Selected passage:
# Celiac Disease



## 22443 (Apr 12, 2005)

Is it possible to test negative on the blood test for this but still have it?


----------



## 20829 (Oct 5, 2005)

yes. it is.


----------



## 22443 (Apr 12, 2005)

Good to know. Because my doc tested me this summer and said it came back negative, but I dunno...as time goes on, something just tells me this is the problem. Maybe I'll go in for a second blood test.


----------



## 18944 (Sep 15, 2005)

If I remember correctly, the best way to diagnose it is to take a small bowel biopsy. This is usually done with a procedure called EGD, which inserts a camera down the esophagus, into the stomach, and into the duondenum of the small intestine. They can view any problems, and take biopsies. I've had it done, and it's a pretty simple procedure.


----------



## 15561 (Jun 3, 2005)

Hi guys,I know that if you have IgA deficiency, the blood tests for celiac's disease are not so accurate. The method Hfalls recommended is the procedure to follow ...Cheers.

Extracted entries:
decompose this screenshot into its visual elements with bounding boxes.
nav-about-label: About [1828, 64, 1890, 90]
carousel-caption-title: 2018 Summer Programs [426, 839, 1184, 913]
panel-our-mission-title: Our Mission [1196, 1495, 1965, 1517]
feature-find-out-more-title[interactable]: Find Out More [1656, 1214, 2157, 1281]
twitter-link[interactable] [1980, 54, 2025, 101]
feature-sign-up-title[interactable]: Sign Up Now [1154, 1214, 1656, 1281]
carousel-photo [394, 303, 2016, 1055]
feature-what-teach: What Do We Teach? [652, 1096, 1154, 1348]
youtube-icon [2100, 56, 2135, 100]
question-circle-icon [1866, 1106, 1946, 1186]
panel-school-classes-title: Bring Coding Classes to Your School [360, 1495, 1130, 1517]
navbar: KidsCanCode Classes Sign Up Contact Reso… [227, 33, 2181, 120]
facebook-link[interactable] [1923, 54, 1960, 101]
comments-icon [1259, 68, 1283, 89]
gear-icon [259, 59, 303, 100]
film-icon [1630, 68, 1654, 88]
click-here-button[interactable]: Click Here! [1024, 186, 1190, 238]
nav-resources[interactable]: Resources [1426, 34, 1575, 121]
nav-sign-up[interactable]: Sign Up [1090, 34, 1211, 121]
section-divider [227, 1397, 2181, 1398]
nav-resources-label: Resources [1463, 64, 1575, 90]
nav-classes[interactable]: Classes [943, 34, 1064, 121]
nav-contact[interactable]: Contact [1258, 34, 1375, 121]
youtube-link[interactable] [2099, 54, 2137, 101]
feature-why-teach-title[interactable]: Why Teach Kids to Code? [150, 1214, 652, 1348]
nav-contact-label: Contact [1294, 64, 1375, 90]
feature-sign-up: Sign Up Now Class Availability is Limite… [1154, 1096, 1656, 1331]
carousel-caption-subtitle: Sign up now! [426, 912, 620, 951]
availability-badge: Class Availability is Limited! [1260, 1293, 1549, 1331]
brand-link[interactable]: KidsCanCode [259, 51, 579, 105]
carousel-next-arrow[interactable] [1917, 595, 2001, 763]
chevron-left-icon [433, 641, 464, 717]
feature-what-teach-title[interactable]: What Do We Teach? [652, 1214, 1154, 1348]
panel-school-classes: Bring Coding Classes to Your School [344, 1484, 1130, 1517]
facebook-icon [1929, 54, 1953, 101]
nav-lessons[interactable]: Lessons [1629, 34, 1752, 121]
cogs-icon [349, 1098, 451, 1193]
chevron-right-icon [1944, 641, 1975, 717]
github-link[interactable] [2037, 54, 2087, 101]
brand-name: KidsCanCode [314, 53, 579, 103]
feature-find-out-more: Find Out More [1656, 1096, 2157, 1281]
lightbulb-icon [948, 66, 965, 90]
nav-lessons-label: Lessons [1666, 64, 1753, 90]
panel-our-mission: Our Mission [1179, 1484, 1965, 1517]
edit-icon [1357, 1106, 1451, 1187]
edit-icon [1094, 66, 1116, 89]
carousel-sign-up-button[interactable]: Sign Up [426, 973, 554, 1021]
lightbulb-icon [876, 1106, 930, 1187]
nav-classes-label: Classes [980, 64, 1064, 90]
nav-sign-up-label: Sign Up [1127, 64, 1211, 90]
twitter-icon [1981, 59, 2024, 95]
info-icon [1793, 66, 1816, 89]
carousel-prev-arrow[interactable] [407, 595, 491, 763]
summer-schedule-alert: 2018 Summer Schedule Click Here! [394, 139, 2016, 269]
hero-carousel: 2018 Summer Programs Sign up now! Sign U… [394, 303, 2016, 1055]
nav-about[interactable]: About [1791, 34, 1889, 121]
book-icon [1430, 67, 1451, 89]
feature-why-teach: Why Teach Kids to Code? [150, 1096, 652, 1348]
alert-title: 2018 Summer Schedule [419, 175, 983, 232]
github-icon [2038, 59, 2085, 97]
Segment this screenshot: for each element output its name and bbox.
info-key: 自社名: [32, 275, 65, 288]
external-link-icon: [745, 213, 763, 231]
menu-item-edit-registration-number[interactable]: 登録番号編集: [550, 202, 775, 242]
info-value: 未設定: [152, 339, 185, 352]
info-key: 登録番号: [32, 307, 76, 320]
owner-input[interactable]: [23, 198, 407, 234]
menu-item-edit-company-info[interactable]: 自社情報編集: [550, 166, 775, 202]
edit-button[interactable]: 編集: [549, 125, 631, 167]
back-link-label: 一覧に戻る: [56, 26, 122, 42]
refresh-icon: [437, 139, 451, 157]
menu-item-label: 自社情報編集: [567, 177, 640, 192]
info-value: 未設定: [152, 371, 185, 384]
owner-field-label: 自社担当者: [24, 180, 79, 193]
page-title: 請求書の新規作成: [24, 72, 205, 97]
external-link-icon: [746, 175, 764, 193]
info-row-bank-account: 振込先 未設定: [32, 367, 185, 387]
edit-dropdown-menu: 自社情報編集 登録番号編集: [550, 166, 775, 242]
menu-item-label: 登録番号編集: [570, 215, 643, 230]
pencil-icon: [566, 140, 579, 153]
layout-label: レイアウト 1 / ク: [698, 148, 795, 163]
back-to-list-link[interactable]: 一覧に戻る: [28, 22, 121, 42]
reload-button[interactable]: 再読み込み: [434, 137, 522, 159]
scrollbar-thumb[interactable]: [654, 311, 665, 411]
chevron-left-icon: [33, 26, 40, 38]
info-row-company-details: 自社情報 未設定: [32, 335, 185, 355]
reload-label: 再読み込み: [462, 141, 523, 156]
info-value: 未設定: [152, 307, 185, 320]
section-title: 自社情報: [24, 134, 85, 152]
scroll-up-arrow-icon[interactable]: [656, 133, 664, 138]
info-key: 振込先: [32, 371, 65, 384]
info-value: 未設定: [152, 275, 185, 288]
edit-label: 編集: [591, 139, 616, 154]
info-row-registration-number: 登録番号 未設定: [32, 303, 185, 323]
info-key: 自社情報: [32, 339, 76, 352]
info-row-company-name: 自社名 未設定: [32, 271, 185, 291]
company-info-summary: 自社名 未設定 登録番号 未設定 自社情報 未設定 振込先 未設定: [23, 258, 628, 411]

Exercise goal: Please continue the celiac disease forum thread by writing the next post after its last one.

The answer:
----------



## Lagomorph (Mar 4, 2005)

All my blood tests were negative for celiac. But with my doctors consent I went gluten free. I was sick of being sick and I wanted to have a good final year at university. I have been gluten free since June and I feel great. I haven't had to run out of a single class this term. I haven't missed a single class. My anxiety level is also reduced. Probably because I do not have D all the time. The only downfall is my grocery bill has gone up. Back in the day before they did endoscopies, they used the diet test. If removing gluten from your diet improves your life I think your body is telling you something.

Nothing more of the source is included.